[START OF DATASET EXTRACT]
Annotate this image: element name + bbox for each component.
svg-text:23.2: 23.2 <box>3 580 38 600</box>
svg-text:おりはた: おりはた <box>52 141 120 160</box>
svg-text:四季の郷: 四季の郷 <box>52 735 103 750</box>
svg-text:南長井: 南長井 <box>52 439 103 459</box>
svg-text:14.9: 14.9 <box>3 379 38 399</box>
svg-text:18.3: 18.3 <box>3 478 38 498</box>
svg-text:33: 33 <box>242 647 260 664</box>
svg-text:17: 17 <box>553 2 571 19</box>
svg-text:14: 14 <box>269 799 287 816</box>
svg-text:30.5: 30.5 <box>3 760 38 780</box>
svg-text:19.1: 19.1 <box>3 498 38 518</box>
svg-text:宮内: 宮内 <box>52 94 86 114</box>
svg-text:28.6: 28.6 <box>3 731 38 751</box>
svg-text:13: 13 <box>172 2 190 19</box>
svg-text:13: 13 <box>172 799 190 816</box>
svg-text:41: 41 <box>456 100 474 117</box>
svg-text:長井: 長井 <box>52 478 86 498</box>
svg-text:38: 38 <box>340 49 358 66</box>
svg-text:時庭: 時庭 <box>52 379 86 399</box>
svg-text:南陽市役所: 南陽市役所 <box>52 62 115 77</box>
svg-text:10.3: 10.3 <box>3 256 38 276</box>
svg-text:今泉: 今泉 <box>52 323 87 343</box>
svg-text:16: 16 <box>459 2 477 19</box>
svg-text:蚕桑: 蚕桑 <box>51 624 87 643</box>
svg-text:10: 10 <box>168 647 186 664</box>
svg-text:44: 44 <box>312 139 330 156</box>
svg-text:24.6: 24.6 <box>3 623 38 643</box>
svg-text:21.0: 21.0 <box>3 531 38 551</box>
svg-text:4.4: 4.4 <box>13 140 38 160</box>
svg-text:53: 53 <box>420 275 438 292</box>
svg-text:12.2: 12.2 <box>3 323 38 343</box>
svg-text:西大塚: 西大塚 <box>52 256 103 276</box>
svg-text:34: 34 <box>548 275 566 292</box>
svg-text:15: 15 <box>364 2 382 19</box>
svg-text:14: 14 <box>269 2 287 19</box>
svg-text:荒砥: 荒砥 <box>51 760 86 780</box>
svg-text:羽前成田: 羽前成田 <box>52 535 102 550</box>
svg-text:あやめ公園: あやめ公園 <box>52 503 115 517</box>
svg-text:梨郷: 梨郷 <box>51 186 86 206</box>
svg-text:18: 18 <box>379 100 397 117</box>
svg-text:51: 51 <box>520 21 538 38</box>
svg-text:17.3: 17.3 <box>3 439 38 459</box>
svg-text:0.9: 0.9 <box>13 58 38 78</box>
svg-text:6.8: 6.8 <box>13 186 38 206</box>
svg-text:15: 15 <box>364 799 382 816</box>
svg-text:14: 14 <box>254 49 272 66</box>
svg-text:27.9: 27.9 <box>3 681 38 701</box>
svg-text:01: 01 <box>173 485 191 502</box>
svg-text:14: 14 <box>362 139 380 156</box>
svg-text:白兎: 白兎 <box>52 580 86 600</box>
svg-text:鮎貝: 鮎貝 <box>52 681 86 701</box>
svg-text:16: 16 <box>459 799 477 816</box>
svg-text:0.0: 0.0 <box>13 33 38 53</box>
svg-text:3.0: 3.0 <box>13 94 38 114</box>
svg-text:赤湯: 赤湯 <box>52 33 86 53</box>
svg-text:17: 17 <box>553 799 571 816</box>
[END OF DATASET EXTRACT]
> **WORK REQUIRED**
Copy every entry above word for word, leaving each line unchanged.

> **TASK ANSWER**
Annotate this image: element name + bbox for each component.
svg-text:23.2: 23.2 <box>3 580 38 600</box>
svg-text:おりはた: おりはた <box>52 141 120 160</box>
svg-text:四季の郷: 四季の郷 <box>52 735 103 750</box>
svg-text:南長井: 南長井 <box>52 439 103 459</box>
svg-text:14.9: 14.9 <box>3 379 38 399</box>
svg-text:18.3: 18.3 <box>3 478 38 498</box>
svg-text:33: 33 <box>242 647 260 664</box>
svg-text:17: 17 <box>553 2 571 19</box>
svg-text:14: 14 <box>269 799 287 816</box>
svg-text:30.5: 30.5 <box>3 760 38 780</box>
svg-text:19.1: 19.1 <box>3 498 38 518</box>
svg-text:宮内: 宮内 <box>52 94 86 114</box>
svg-text:28.6: 28.6 <box>3 731 38 751</box>
svg-text:13: 13 <box>172 2 190 19</box>
svg-text:13: 13 <box>172 799 190 816</box>
svg-text:41: 41 <box>456 100 474 117</box>
svg-text:長井: 長井 <box>52 478 86 498</box>
svg-text:38: 38 <box>340 49 358 66</box>
svg-text:時庭: 時庭 <box>52 379 86 399</box>
svg-text:南陽市役所: 南陽市役所 <box>52 62 115 77</box>
svg-text:10.3: 10.3 <box>3 256 38 276</box>
svg-text:今泉: 今泉 <box>52 323 87 343</box>
svg-text:16: 16 <box>459 2 477 19</box>
svg-text:蚕桑: 蚕桑 <box>51 624 87 643</box>
svg-text:10: 10 <box>168 647 186 664</box>
svg-text:44: 44 <box>312 139 330 156</box>
svg-text:24.6: 24.6 <box>3 623 38 643</box>
svg-text:21.0: 21.0 <box>3 531 38 551</box>
svg-text:4.4: 4.4 <box>13 140 38 160</box>
svg-text:53: 53 <box>420 275 438 292</box>
svg-text:12.2: 12.2 <box>3 323 38 343</box>
svg-text:西大塚: 西大塚 <box>52 256 103 276</box>
svg-text:34: 34 <box>548 275 566 292</box>
svg-text:15: 15 <box>364 2 382 19</box>
svg-text:14: 14 <box>269 2 287 19</box>
svg-text:荒砥: 荒砥 <box>51 760 86 780</box>
svg-text:羽前成田: 羽前成田 <box>52 535 102 550</box>
svg-text:あやめ公園: あやめ公園 <box>52 503 115 517</box>
svg-text:梨郷: 梨郷 <box>51 186 86 206</box>
svg-text:18: 18 <box>379 100 397 117</box>
svg-text:51: 51 <box>520 21 538 38</box>
svg-text:17.3: 17.3 <box>3 439 38 459</box>
svg-text:0.9: 0.9 <box>13 58 38 78</box>
svg-text:6.8: 6.8 <box>13 186 38 206</box>
svg-text:15: 15 <box>364 799 382 816</box>
svg-text:14: 14 <box>254 49 272 66</box>
svg-text:27.9: 27.9 <box>3 681 38 701</box>
svg-text:01: 01 <box>173 485 191 502</box>
svg-text:14: 14 <box>362 139 380 156</box>
svg-text:白兎: 白兎 <box>52 580 86 600</box>
svg-text:鮎貝: 鮎貝 <box>52 681 86 701</box>
svg-text:16: 16 <box>459 799 477 816</box>
svg-text:0.0: 0.0 <box>13 33 38 53</box>
svg-text:3.0: 3.0 <box>13 94 38 114</box>
svg-text:赤湯: 赤湯 <box>52 33 86 53</box>
svg-text:17: 17 <box>553 799 571 816</box>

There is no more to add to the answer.